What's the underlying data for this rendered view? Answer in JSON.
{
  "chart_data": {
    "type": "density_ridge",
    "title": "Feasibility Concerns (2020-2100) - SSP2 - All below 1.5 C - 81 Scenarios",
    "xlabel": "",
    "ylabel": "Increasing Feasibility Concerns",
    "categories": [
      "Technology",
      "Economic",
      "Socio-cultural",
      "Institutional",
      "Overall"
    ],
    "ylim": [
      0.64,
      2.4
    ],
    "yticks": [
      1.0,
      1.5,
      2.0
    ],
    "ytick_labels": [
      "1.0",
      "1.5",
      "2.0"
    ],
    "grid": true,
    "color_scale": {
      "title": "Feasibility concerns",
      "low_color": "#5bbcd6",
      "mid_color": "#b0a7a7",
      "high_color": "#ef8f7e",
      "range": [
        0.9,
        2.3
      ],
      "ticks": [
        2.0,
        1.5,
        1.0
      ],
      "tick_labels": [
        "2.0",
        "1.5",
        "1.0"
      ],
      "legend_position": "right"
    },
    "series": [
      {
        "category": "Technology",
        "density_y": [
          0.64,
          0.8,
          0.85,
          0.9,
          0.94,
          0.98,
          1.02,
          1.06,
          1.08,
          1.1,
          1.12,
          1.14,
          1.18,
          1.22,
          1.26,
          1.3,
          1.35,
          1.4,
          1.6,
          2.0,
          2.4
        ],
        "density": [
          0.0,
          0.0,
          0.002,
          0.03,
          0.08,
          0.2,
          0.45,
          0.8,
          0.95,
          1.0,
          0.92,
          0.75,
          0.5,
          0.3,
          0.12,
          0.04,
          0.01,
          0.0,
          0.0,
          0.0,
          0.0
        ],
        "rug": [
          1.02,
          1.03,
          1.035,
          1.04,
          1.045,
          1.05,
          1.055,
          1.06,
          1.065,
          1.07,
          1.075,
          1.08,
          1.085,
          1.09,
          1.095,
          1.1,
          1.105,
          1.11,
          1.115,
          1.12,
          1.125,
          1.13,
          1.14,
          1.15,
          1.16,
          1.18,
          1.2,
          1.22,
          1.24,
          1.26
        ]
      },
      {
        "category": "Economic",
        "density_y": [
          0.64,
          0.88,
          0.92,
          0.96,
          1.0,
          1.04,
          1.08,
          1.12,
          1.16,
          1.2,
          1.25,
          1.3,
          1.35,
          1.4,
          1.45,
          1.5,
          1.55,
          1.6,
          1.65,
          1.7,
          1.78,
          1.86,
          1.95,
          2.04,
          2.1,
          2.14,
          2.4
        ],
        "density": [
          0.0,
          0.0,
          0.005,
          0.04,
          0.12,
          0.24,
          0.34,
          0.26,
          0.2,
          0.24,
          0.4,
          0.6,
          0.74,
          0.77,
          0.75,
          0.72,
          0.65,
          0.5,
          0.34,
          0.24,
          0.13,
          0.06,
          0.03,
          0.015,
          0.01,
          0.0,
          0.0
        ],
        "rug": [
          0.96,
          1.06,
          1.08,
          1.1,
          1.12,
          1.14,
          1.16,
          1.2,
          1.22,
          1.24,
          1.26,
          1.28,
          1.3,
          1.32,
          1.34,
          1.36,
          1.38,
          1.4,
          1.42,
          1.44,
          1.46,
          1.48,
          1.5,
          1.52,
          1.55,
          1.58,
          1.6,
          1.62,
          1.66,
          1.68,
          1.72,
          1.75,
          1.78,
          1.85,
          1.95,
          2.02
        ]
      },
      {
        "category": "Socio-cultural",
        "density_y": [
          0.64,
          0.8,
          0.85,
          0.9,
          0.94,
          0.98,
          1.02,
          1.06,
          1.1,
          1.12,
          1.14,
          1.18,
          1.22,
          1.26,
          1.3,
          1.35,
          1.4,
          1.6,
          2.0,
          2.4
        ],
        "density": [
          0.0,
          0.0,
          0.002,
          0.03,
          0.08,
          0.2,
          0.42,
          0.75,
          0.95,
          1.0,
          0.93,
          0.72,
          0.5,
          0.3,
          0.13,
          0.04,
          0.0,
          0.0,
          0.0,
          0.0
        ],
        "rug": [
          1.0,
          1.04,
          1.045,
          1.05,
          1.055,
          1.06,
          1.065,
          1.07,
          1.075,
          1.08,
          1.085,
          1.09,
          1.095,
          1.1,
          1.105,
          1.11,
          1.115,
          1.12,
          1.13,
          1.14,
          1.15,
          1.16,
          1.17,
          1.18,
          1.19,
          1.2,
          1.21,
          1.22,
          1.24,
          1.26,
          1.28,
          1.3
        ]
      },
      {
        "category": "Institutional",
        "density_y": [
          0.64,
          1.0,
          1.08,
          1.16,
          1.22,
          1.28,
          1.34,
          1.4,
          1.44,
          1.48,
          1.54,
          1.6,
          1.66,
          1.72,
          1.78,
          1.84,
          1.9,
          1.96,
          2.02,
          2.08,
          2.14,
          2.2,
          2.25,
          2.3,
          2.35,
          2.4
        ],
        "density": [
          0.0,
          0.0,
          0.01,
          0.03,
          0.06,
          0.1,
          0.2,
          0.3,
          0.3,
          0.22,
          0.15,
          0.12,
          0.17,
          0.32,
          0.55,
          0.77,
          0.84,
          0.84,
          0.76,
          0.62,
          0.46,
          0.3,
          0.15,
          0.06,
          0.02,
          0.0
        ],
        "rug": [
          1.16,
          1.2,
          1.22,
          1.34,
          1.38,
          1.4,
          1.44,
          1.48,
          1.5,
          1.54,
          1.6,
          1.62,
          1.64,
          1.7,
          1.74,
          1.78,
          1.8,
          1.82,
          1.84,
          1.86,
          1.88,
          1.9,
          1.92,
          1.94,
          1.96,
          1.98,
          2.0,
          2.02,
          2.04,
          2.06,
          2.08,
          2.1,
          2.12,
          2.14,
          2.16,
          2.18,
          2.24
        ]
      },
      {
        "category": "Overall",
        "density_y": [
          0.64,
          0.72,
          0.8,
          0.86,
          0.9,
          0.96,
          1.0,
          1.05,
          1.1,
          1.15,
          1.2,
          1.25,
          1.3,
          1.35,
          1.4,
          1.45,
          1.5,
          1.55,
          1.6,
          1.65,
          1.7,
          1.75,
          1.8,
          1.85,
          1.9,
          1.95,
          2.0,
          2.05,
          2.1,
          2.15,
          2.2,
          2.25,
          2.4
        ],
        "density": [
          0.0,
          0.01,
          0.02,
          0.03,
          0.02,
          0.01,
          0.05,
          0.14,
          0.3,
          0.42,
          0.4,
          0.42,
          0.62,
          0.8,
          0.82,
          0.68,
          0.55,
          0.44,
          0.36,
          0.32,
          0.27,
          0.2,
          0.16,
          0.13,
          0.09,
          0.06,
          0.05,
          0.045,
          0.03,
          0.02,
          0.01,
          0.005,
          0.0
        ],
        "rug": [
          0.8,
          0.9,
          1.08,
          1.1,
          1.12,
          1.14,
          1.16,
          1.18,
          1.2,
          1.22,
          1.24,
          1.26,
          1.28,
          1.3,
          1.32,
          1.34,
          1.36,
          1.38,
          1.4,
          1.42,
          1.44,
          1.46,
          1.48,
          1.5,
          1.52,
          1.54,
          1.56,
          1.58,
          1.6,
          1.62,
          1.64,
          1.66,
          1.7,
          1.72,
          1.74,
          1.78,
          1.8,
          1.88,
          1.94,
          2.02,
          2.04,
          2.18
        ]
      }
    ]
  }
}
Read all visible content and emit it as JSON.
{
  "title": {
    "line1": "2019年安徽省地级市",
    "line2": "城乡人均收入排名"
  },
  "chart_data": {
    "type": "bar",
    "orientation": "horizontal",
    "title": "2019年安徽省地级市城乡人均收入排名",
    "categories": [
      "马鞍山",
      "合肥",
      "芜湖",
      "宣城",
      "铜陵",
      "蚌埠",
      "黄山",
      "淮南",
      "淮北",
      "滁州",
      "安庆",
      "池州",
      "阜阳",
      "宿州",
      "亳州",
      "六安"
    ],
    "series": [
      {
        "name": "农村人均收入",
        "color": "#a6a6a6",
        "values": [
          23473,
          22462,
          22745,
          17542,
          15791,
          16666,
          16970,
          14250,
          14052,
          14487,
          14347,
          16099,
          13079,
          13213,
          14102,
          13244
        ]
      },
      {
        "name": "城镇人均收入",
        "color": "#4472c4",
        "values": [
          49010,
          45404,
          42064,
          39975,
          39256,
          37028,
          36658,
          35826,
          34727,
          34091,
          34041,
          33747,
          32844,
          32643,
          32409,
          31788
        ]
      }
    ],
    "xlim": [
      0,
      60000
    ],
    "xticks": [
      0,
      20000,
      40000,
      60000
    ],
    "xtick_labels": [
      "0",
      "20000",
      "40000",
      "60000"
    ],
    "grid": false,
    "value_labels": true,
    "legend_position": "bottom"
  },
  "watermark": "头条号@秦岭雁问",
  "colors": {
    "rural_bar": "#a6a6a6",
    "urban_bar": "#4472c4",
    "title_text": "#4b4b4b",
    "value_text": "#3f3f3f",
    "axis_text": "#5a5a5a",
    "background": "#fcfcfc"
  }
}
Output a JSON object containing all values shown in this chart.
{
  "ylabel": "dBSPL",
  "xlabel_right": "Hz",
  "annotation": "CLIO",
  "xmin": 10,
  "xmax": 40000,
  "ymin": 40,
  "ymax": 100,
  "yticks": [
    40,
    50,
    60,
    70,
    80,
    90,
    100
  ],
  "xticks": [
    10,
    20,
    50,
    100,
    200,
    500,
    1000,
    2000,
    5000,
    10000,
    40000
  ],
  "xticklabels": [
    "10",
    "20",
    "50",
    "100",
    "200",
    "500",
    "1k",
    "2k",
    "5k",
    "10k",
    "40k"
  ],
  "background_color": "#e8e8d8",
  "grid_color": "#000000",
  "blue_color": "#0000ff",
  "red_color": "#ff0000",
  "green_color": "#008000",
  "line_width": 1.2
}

→ Problem:
Output an exact copy of the lines beginning at the one that holds "Output a JSON" and running through the final line of the records.

→ Response below:
Output a JSON object containing all values shown in this chart.
{
  "ylabel": "dBSPL",
  "xlabel_right": "Hz",
  "annotation": "CLIO",
  "xmin": 10,
  "xmax": 40000,
  "ymin": 40,
  "ymax": 100,
  "yticks": [
    40,
    50,
    60,
    70,
    80,
    90,
    100
  ],
  "xticks": [
    10,
    20,
    50,
    100,
    200,
    500,
    1000,
    2000,
    5000,
    10000,
    40000
  ],
  "xticklabels": [
    "10",
    "20",
    "50",
    "100",
    "200",
    "500",
    "1k",
    "2k",
    "5k",
    "10k",
    "40k"
  ],
  "background_color": "#e8e8d8",
  "grid_color": "#000000",
  "blue_color": "#0000ff",
  "red_color": "#ff0000",
  "green_color": "#008000",
  "line_width": 1.2
}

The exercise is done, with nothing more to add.